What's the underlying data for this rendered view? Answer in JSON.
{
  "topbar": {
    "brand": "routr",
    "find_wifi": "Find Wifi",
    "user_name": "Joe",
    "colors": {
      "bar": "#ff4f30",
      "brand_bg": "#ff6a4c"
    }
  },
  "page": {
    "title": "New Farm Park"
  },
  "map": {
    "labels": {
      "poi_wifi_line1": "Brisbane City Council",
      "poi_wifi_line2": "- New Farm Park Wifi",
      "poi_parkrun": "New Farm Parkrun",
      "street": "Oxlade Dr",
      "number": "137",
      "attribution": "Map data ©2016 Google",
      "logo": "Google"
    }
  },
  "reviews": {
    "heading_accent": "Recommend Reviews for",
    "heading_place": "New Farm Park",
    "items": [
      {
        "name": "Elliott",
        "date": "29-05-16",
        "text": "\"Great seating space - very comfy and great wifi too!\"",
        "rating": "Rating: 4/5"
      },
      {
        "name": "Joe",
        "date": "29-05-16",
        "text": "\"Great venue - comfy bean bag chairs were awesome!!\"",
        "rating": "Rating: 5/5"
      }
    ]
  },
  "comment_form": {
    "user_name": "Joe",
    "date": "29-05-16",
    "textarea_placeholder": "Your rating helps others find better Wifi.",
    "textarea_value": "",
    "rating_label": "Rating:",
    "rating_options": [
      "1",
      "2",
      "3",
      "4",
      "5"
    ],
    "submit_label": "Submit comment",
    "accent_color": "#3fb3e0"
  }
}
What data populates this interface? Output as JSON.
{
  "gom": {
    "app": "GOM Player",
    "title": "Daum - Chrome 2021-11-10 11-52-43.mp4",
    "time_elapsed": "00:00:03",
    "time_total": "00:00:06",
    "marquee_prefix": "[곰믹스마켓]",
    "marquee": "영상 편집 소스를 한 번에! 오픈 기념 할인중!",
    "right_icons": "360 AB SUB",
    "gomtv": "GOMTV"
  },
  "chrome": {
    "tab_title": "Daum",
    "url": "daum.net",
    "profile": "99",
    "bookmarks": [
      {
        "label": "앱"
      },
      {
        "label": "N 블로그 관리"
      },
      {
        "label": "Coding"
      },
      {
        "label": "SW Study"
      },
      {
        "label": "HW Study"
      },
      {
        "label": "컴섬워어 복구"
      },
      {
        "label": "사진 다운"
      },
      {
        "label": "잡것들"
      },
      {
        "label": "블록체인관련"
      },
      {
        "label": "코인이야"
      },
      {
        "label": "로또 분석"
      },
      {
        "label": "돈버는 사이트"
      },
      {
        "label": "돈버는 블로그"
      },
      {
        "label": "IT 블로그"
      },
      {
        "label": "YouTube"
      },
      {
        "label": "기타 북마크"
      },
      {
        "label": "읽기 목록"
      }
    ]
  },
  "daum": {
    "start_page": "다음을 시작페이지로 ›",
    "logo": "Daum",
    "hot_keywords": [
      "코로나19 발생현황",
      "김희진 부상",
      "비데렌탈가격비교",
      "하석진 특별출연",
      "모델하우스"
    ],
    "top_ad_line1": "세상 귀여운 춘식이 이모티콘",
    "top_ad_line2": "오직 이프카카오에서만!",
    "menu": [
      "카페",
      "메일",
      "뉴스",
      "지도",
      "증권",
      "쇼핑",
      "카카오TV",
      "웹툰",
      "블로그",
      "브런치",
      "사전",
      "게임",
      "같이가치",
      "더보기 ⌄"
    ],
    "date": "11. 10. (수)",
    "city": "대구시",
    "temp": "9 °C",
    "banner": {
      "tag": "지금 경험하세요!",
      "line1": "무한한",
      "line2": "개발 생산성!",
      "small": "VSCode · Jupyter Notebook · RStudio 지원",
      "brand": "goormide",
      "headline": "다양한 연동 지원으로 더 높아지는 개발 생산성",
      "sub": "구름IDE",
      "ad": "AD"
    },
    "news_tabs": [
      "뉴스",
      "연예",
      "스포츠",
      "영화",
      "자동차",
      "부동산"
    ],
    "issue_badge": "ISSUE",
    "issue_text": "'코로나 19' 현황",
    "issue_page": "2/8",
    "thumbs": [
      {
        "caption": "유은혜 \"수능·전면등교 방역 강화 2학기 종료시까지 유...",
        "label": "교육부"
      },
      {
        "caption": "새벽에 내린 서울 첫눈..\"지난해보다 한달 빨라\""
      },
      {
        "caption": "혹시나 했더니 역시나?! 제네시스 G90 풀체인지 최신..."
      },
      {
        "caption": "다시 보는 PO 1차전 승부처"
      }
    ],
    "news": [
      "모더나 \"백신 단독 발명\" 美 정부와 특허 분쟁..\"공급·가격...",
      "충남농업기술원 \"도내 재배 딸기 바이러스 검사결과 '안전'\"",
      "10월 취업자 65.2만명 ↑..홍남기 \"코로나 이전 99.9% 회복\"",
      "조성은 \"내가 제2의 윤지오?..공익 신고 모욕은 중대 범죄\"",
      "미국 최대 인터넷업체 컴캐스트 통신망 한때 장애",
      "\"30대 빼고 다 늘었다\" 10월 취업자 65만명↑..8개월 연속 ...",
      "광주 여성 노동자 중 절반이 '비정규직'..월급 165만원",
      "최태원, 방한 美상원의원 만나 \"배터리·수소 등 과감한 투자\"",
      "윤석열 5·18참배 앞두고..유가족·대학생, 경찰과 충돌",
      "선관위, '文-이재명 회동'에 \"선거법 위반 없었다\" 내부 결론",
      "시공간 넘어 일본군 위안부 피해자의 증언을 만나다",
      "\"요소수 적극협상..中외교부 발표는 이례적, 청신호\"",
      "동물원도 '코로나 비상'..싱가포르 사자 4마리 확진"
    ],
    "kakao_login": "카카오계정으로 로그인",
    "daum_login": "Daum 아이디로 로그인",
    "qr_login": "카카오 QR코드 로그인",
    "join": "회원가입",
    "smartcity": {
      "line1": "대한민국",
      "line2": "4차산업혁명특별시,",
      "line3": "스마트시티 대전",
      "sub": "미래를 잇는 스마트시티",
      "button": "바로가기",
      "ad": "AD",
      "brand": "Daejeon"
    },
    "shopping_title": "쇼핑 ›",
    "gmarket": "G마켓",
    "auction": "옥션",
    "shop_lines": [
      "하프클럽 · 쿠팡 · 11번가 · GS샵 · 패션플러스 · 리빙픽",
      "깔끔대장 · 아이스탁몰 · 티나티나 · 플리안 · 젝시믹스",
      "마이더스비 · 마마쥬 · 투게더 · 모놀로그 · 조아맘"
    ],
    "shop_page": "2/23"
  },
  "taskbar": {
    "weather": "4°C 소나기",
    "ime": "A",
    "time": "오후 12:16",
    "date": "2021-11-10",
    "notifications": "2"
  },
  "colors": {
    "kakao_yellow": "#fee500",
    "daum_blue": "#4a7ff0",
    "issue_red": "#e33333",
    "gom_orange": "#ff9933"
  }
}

________________________

__Goal of the exercise__:
Copy each line from the data above that includes "caption".

__Result of the task__:
        "caption": "유은혜 \"수능·전면등교 방역 강화 2학기 종료시까지 유...",
        "caption": "새벽에 내린 서울 첫눈..\"지난해보다 한달 빨라\""
        "caption": "혹시나 했더니 역시나?! 제네시스 G90 풀체인지 최신..."
        "caption": "다시 보는 PO 1차전 승부처"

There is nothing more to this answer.